• _Records provided_
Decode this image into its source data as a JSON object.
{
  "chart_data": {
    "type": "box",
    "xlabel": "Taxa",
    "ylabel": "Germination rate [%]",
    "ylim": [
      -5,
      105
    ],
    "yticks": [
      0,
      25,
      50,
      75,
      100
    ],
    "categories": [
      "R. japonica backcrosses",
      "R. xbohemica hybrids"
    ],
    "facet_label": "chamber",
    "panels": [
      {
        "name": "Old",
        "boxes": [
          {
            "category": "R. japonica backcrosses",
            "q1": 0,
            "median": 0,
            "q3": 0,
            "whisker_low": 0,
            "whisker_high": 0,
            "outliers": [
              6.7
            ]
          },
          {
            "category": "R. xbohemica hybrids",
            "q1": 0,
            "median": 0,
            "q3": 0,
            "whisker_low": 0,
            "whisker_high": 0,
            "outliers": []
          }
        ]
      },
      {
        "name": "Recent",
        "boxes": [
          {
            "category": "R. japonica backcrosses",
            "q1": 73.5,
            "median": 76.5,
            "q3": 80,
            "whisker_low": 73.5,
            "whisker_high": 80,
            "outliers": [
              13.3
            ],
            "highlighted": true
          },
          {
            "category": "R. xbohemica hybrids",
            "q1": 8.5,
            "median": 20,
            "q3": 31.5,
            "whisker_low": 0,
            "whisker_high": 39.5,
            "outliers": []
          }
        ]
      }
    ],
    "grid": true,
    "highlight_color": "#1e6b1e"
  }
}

• _Aim of the exercise_
Check each line of the records for the word "median", and show the lines that contain it.

• _Output for this exercise_
            "median": 0,
            "median": 0,
            "median": 76.5,
            "median": 20,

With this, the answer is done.